Material for the task:

=======

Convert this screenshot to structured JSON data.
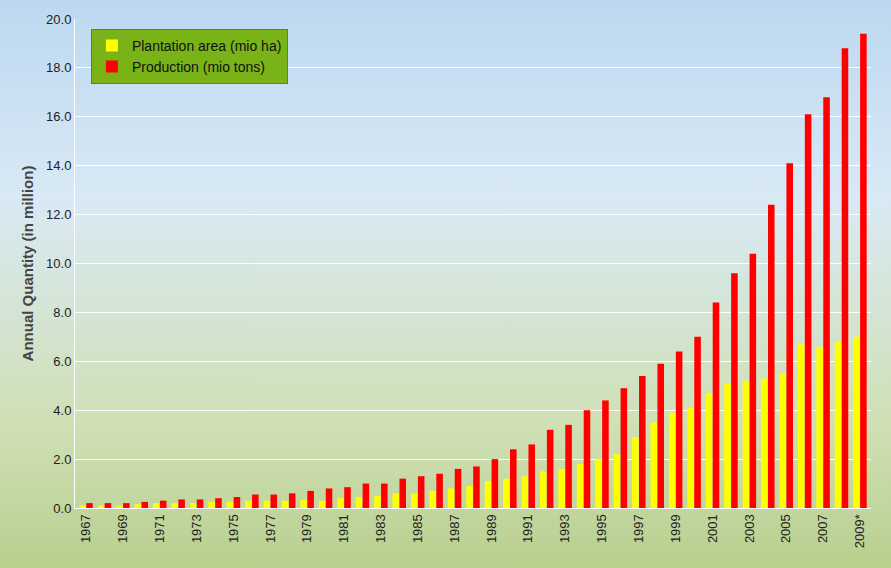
{
  "chart_data": {
    "type": "bar",
    "y_label": "Annual Quantity (in million)",
    "categories": [
      "1967",
      null,
      "1969",
      null,
      "1971",
      null,
      "1973",
      null,
      "1975",
      null,
      "1977",
      null,
      "1979",
      null,
      "1981",
      null,
      "1983",
      null,
      "1985",
      null,
      "1987",
      null,
      "1989",
      null,
      "1991",
      null,
      "1993",
      null,
      "1995",
      null,
      "1997",
      null,
      "1999",
      null,
      "2001",
      null,
      "2003",
      null,
      "2005",
      null,
      "2007",
      null,
      "2009*"
    ],
    "series": [
      {
        "name": "Plantation area (mio ha)",
        "color": "#ffff00",
        "values": [
          0.1,
          0.1,
          0.1,
          0.15,
          0.2,
          0.2,
          0.2,
          0.25,
          0.25,
          0.3,
          0.3,
          0.3,
          0.35,
          0.3,
          0.4,
          0.45,
          0.5,
          0.6,
          0.6,
          0.7,
          0.8,
          0.9,
          1.1,
          1.2,
          1.3,
          1.5,
          1.6,
          1.8,
          2.0,
          2.2,
          2.9,
          3.5,
          3.9,
          4.1,
          4.7,
          5.1,
          5.2,
          5.3,
          5.5,
          6.7,
          6.6,
          6.8,
          7.0
        ]
      },
      {
        "name": "Production (mio tons)",
        "color": "#ff0000",
        "values": [
          0.2,
          0.2,
          0.2,
          0.25,
          0.3,
          0.35,
          0.35,
          0.4,
          0.45,
          0.55,
          0.55,
          0.6,
          0.7,
          0.8,
          0.85,
          1.0,
          1.0,
          1.2,
          1.3,
          1.4,
          1.6,
          1.7,
          2.0,
          2.4,
          2.6,
          3.2,
          3.4,
          4.0,
          4.4,
          4.9,
          5.4,
          5.9,
          6.4,
          7.0,
          8.4,
          9.6,
          10.4,
          12.4,
          14.1,
          16.1,
          16.8,
          18.8,
          19.4
        ]
      }
    ],
    "ylim": [
      0,
      20
    ],
    "yticks": [
      {
        "value": 0,
        "label": "0.0"
      },
      {
        "value": 2,
        "label": "2.0"
      },
      {
        "value": 4,
        "label": "4.0"
      },
      {
        "value": 6,
        "label": "6.0"
      },
      {
        "value": 8,
        "label": "8.0"
      },
      {
        "value": 10,
        "label": "10.0"
      },
      {
        "value": 12,
        "label": "12.0"
      },
      {
        "value": 14,
        "label": "14.0"
      },
      {
        "value": 16,
        "label": "16.0"
      },
      {
        "value": 18,
        "label": "18.0"
      },
      {
        "value": 20,
        "label": "20.0"
      }
    ],
    "grid": true,
    "legend": "top-left"
  }
}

=======

Problem details: Images must not appear in the copy; reproduce everything else in the records verbatim.

Response to this task:
Convert this screenshot to structured JSON data.
{
  "chart_data": {
    "type": "bar",
    "y_label": "Annual Quantity (in million)",
    "categories": [
      "1967",
      null,
      "1969",
      null,
      "1971",
      null,
      "1973",
      null,
      "1975",
      null,
      "1977",
      null,
      "1979",
      null,
      "1981",
      null,
      "1983",
      null,
      "1985",
      null,
      "1987",
      null,
      "1989",
      null,
      "1991",
      null,
      "1993",
      null,
      "1995",
      null,
      "1997",
      null,
      "1999",
      null,
      "2001",
      null,
      "2003",
      null,
      "2005",
      null,
      "2007",
      null,
      "2009*"
    ],
    "series": [
      {
        "name": "Plantation area (mio ha)",
        "color": "#ffff00",
        "values": [
          0.1,
          0.1,
          0.1,
          0.15,
          0.2,
          0.2,
          0.2,
          0.25,
          0.25,
          0.3,
          0.3,
          0.3,
          0.35,
          0.3,
          0.4,
          0.45,
          0.5,
          0.6,
          0.6,
          0.7,
          0.8,
          0.9,
          1.1,
          1.2,
          1.3,
          1.5,
          1.6,
          1.8,
          2.0,
          2.2,
          2.9,
          3.5,
          3.9,
          4.1,
          4.7,
          5.1,
          5.2,
          5.3,
          5.5,
          6.7,
          6.6,
          6.8,
          7.0
        ]
      },
      {
        "name": "Production (mio tons)",
        "color": "#ff0000",
        "values": [
          0.2,
          0.2,
          0.2,
          0.25,
          0.3,
          0.35,
          0.35,
          0.4,
          0.45,
          0.55,
          0.55,
          0.6,
          0.7,
          0.8,
          0.85,
          1.0,
          1.0,
          1.2,
          1.3,
          1.4,
          1.6,
          1.7,
          2.0,
          2.4,
          2.6,
          3.2,
          3.4,
          4.0,
          4.4,
          4.9,
          5.4,
          5.9,
          6.4,
          7.0,
          8.4,
          9.6,
          10.4,
          12.4,
          14.1,
          16.1,
          16.8,
          18.8,
          19.4
        ]
      }
    ],
    "ylim": [
      0,
      20
    ],
    "yticks": [
      {
        "value": 0,
        "label": "0.0"
      },
      {
        "value": 2,
        "label": "2.0"
      },
      {
        "value": 4,
        "label": "4.0"
      },
      {
        "value": 6,
        "label": "6.0"
      },
      {
        "value": 8,
        "label": "8.0"
      },
      {
        "value": 10,
        "label": "10.0"
      },
      {
        "value": 12,
        "label": "12.0"
      },
      {
        "value": 14,
        "label": "14.0"
      },
      {
        "value": 16,
        "label": "16.0"
      },
      {
        "value": 18,
        "label": "18.0"
      },
      {
        "value": 20,
        "label": "20.0"
      }
    ],
    "grid": true,
    "legend": "top-left"
  }
}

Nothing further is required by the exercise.